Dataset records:

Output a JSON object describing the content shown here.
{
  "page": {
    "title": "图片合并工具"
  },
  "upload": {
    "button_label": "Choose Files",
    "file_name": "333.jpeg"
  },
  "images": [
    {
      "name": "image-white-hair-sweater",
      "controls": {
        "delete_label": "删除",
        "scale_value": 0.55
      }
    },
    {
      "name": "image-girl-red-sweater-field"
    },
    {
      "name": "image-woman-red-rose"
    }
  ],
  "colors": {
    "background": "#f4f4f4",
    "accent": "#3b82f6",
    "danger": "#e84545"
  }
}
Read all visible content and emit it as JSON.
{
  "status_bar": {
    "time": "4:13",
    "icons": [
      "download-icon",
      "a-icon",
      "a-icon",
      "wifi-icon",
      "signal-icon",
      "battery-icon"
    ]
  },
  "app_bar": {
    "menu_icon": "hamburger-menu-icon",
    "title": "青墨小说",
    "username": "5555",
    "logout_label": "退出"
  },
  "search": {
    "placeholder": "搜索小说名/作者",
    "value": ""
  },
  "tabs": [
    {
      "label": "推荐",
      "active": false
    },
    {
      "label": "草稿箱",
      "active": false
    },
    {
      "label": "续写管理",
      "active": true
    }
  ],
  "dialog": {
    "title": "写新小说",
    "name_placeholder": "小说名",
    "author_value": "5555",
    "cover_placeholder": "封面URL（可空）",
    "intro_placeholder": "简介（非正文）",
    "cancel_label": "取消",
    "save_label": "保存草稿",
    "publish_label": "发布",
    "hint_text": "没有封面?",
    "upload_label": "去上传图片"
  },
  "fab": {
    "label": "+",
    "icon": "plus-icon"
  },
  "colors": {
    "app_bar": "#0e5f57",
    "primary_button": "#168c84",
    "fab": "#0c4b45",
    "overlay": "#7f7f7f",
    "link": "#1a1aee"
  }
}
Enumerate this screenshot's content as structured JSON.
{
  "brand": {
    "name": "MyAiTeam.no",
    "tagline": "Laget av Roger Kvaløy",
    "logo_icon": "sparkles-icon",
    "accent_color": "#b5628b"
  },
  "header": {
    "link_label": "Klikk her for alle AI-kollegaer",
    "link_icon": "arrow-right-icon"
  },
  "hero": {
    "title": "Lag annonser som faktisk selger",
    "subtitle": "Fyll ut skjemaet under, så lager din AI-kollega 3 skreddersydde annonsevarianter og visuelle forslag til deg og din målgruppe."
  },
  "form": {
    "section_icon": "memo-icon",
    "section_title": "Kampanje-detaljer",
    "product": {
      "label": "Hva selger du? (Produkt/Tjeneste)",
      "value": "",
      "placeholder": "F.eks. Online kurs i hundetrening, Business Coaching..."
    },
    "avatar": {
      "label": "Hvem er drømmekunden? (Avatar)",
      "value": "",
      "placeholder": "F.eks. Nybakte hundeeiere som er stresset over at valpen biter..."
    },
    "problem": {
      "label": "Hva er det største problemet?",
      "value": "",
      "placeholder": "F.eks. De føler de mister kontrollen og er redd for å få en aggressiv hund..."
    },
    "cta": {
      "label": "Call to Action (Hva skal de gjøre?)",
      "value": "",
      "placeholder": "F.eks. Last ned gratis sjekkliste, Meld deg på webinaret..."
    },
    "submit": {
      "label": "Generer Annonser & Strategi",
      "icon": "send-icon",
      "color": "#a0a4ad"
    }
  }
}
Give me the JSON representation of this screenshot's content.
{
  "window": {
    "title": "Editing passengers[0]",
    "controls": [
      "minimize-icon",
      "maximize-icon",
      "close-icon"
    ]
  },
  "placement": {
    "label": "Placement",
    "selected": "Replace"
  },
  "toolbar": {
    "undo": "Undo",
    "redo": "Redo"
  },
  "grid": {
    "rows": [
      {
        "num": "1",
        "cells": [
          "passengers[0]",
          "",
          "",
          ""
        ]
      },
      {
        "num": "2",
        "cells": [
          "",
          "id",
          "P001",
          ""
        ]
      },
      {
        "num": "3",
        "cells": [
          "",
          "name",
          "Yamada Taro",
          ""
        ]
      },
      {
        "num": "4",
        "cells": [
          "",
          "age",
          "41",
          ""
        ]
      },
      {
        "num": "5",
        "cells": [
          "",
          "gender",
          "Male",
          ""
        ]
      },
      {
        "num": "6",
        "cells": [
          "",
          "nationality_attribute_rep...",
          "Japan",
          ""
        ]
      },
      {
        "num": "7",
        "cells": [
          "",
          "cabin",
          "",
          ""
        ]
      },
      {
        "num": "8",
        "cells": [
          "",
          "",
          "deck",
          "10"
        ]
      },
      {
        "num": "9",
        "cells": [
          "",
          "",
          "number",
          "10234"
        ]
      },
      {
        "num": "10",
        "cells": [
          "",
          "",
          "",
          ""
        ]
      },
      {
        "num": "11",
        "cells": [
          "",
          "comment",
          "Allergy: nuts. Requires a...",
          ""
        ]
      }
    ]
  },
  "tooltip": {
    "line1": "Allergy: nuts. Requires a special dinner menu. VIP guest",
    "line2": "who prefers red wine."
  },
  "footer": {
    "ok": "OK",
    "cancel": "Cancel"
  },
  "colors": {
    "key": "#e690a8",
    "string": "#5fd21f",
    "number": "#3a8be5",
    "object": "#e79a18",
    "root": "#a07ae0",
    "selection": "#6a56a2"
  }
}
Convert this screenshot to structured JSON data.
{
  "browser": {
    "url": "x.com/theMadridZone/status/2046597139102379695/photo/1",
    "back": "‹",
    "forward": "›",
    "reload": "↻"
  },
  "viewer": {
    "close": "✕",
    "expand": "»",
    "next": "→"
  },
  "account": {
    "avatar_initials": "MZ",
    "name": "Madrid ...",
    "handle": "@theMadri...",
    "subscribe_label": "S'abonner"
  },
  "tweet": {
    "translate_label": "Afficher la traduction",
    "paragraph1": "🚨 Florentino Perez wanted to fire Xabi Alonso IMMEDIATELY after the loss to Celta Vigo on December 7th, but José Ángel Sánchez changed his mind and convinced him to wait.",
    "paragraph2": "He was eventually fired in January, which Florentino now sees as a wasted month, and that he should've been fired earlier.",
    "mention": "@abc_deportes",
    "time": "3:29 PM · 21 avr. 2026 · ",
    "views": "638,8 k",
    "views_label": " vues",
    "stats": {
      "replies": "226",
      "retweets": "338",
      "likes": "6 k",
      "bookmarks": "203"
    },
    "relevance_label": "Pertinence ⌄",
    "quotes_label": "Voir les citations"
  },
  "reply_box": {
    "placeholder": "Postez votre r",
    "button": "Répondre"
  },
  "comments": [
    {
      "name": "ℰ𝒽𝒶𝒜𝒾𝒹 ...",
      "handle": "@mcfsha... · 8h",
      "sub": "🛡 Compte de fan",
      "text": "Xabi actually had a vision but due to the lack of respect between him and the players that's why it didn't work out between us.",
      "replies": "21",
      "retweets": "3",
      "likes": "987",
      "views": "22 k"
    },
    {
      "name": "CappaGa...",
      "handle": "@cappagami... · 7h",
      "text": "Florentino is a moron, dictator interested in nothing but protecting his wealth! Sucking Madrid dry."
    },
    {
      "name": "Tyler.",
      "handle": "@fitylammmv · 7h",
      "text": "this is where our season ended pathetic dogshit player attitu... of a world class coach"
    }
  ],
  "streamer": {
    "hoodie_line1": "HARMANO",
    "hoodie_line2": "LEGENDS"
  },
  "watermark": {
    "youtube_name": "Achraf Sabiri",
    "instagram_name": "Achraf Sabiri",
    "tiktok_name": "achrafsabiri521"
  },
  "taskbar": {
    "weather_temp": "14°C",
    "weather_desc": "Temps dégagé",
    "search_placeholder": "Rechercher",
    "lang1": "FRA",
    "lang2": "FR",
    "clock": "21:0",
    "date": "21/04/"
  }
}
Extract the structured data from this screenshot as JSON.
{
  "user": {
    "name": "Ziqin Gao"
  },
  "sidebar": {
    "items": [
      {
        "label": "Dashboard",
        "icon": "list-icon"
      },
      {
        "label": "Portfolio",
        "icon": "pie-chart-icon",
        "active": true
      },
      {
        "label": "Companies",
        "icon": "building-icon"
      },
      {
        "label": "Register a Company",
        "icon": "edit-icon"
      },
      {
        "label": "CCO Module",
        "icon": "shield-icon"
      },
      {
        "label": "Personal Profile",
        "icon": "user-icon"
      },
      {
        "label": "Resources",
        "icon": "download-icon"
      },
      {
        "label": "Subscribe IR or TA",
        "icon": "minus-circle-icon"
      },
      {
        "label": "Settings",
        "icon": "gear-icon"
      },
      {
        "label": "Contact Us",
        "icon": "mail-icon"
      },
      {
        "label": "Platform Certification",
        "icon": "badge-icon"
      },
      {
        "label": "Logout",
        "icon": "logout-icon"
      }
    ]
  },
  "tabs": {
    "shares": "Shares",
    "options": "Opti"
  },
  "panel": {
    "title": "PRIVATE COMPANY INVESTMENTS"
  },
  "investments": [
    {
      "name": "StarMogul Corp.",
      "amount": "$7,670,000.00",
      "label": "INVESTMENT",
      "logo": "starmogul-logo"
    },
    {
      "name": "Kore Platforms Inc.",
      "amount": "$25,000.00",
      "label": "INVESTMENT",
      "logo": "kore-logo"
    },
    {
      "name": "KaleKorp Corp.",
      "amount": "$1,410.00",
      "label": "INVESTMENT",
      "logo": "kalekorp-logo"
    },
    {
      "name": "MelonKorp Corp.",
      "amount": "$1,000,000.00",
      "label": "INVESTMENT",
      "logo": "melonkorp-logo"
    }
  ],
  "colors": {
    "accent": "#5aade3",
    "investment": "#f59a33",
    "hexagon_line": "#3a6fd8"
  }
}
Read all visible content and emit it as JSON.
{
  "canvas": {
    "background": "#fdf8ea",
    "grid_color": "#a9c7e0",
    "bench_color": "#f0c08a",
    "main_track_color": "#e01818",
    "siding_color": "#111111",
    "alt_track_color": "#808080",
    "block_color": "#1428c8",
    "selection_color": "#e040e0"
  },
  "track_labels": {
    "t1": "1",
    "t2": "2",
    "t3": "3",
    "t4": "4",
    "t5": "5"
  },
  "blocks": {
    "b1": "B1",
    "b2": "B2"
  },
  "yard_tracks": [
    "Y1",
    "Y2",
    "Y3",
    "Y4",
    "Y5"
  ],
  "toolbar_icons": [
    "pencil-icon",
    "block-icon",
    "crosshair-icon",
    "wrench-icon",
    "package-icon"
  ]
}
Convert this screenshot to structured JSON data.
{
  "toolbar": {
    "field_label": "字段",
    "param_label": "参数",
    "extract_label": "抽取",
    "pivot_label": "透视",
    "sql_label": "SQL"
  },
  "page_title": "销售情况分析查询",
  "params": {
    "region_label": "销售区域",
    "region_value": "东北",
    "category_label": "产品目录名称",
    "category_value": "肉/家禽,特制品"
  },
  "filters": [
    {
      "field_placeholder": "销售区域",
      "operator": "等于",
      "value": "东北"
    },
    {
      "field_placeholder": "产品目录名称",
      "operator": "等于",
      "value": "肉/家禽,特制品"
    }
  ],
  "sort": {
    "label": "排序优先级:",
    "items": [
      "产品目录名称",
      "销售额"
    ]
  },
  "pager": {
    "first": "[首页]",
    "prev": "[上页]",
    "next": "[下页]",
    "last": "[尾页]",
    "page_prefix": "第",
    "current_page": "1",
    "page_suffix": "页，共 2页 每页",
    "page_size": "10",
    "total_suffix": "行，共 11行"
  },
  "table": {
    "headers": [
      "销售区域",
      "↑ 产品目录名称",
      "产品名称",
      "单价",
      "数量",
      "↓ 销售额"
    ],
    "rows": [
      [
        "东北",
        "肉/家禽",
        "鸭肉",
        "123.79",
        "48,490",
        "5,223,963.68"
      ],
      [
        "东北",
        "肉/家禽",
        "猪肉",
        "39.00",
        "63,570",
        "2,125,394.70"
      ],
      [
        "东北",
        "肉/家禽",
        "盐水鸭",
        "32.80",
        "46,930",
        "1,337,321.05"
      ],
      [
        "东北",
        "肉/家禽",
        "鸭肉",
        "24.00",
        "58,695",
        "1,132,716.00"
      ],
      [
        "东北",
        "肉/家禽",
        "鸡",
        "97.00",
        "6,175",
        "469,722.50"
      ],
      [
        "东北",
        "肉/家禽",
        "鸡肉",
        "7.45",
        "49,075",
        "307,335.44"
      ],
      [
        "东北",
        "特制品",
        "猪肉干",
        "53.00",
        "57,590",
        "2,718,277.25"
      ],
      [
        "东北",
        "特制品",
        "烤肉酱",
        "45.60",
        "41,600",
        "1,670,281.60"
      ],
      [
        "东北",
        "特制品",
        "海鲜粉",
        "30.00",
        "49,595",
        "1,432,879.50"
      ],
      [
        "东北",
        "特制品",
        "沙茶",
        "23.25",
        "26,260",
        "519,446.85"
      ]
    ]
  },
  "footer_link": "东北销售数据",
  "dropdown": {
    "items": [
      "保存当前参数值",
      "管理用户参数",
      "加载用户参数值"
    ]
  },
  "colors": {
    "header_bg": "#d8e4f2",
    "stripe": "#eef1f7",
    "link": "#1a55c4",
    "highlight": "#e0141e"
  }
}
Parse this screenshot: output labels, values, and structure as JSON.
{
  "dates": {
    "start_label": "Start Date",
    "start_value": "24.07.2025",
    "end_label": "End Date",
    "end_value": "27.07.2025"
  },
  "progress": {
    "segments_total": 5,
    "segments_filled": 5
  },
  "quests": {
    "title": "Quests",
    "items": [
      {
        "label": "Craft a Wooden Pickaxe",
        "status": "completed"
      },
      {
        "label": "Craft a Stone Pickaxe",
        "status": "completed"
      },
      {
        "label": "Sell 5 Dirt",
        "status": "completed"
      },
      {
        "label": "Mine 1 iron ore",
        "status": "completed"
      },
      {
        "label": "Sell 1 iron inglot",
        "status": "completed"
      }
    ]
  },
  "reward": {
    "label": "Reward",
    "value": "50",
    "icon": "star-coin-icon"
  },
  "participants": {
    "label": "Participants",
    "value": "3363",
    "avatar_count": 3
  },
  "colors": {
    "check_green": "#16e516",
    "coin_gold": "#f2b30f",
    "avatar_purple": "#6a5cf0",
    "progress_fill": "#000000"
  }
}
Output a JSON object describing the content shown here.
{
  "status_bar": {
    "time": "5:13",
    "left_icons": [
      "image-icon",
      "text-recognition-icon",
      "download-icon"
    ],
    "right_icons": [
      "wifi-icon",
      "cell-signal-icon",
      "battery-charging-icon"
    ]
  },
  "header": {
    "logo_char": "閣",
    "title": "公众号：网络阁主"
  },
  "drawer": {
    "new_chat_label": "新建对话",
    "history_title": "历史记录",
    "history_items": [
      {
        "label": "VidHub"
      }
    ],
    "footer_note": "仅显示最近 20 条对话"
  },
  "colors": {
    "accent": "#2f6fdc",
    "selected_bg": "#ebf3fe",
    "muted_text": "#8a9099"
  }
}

Task:
Scan the records above for the string "handle", then select every line that holds it.

Result of the task:
    "handle": "@theMadri...",
      "handle": "@mcfsha... · 8h",
      "handle": "@cappagami... · 7h",
      "handle": "@fitylammmv · 7h",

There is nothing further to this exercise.